### Data supplied
+ + + + + + +

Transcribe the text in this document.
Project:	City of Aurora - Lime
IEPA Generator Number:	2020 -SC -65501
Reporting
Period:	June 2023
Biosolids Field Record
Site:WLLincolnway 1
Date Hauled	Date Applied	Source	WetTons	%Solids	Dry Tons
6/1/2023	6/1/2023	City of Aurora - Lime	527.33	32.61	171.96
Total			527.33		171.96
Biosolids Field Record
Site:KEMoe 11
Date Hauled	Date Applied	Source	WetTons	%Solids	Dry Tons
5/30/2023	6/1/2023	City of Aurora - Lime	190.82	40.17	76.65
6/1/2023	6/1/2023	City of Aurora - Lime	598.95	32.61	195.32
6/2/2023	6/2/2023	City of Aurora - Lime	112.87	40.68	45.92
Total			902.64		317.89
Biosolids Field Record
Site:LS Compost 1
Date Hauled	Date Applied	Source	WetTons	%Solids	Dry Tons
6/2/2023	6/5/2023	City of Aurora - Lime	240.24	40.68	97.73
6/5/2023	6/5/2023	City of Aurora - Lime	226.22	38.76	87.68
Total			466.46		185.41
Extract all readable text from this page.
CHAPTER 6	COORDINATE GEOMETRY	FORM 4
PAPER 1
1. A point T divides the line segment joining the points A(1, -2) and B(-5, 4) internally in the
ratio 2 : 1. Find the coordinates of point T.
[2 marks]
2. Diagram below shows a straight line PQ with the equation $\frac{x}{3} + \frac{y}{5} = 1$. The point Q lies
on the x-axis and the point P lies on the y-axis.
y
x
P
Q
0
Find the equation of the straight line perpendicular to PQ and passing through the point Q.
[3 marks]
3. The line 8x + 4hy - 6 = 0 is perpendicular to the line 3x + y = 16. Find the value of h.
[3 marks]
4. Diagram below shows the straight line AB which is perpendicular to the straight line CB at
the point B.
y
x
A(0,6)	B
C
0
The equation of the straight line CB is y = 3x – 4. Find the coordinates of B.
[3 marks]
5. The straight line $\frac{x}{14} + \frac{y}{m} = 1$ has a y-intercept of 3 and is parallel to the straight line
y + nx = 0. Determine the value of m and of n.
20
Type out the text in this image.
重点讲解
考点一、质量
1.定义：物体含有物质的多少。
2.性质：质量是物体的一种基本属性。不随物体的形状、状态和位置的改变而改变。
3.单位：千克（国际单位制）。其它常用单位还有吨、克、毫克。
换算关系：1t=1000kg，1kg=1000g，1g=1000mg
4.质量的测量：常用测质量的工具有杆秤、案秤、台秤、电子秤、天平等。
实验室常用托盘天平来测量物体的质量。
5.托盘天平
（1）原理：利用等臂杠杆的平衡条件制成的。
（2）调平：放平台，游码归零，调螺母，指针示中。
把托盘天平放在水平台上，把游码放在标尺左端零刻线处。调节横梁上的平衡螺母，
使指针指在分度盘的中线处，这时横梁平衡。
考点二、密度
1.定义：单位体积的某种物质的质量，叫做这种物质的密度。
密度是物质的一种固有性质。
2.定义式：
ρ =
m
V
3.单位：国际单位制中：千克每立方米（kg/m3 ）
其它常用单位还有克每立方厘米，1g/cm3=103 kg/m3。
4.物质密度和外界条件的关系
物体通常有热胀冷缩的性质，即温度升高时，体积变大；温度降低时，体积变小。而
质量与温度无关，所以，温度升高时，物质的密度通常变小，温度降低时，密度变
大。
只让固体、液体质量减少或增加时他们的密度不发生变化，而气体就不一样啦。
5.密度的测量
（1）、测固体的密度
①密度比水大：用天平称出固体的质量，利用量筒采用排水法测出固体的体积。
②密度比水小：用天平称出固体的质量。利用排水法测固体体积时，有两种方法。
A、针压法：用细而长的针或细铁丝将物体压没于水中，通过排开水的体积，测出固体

+ + + + + + +

### Given task
Set down every line of the listing above again, exactly as given.

### Answer to the exercise
Transcribe the text in this document.
Project:	City of Aurora - Lime
IEPA Generator Number:	2020 -SC -65501
Reporting
Period:	June 2023
Biosolids Field Record
Site:WLLincolnway 1
Date Hauled	Date Applied	Source	WetTons	%Solids	Dry Tons
6/1/2023	6/1/2023	City of Aurora - Lime	527.33	32.61	171.96
Total			527.33		171.96
Biosolids Field Record
Site:KEMoe 11
Date Hauled	Date Applied	Source	WetTons	%Solids	Dry Tons
5/30/2023	6/1/2023	City of Aurora - Lime	190.82	40.17	76.65
6/1/2023	6/1/2023	City of Aurora - Lime	598.95	32.61	195.32
6/2/2023	6/2/2023	City of Aurora - Lime	112.87	40.68	45.92
Total			902.64		317.89
Biosolids Field Record
Site:LS Compost 1
Date Hauled	Date Applied	Source	WetTons	%Solids	Dry Tons
6/2/2023	6/5/2023	City of Aurora - Lime	240.24	40.68	97.73
6/5/2023	6/5/2023	City of Aurora - Lime	226.22	38.76	87.68
Total			466.46		185.41
Extract all readable text from this page.
CHAPTER 6	COORDINATE GEOMETRY	FORM 4
PAPER 1
1. A point T divides the line segment joining the points A(1, -2) and B(-5, 4) internally in the
ratio 2 : 1. Find the coordinates of point T.
[2 marks]
2. Diagram below shows a straight line PQ with the equation $\frac{x}{3} + \frac{y}{5} = 1$. The point Q lies
on the x-axis and the point P lies on the y-axis.
y
x
P
Q
0
Find the equation of the straight line perpendicular to PQ and passing through the point Q.
[3 marks]
3. The line 8x + 4hy - 6 = 0 is perpendicular to the line 3x + y = 16. Find the value of h.
[3 marks]
4. Diagram below shows the straight line AB which is perpendicular to the straight line CB at
the point B.
y
x
A(0,6)	B
C
0
The equation of the straight line CB is y = 3x – 4. Find the coordinates of B.
[3 marks]
5. The straight line $\frac{x}{14} + \frac{y}{m} = 1$ has a y-intercept of 3 and is parallel to the straight line
y + nx = 0. Determine the value of m and of n.
20
Type out the text in this image.
重点讲解
考点一、质量
1.定义：物体含有物质的多少。
2.性质：质量是物体的一种基本属性。不随物体的形状、状态和位置的改变而改变。
3.单位：千克（国际单位制）。其它常用单位还有吨、克、毫克。
换算关系：1t=1000kg，1kg=1000g，1g=1000mg
4.质量的测量：常用测质量的工具有杆秤、案秤、台秤、电子秤、天平等。
实验室常用托盘天平来测量物体的质量。
5.托盘天平
（1）原理：利用等臂杠杆的平衡条件制成的。
（2）调平：放平台，游码归零，调螺母，指针示中。
把托盘天平放在水平台上，把游码放在标尺左端零刻线处。调节横梁上的平衡螺母，
使指针指在分度盘的中线处，这时横梁平衡。
考点二、密度
1.定义：单位体积的某种物质的质量，叫做这种物质的密度。
密度是物质的一种固有性质。
2.定义式：
ρ =
m
V
3.单位：国际单位制中：千克每立方米（kg/m3 ）
其它常用单位还有克每立方厘米，1g/cm3=103 kg/m3。
4.物质密度和外界条件的关系
物体通常有热胀冷缩的性质，即温度升高时，体积变大；温度降低时，体积变小。而
质量与温度无关，所以，温度升高时，物质的密度通常变小，温度降低时，密度变
大。
只让固体、液体质量减少或增加时他们的密度不发生变化，而气体就不一样啦。
5.密度的测量
（1）、测固体的密度
①密度比水大：用天平称出固体的质量，利用量筒采用排水法测出固体的体积。
②密度比水小：用天平称出固体的质量。利用排水法测固体体积时，有两种方法。
A、针压法：用细而长的针或细铁丝将物体压没于水中，通过排开水的体积，测出固体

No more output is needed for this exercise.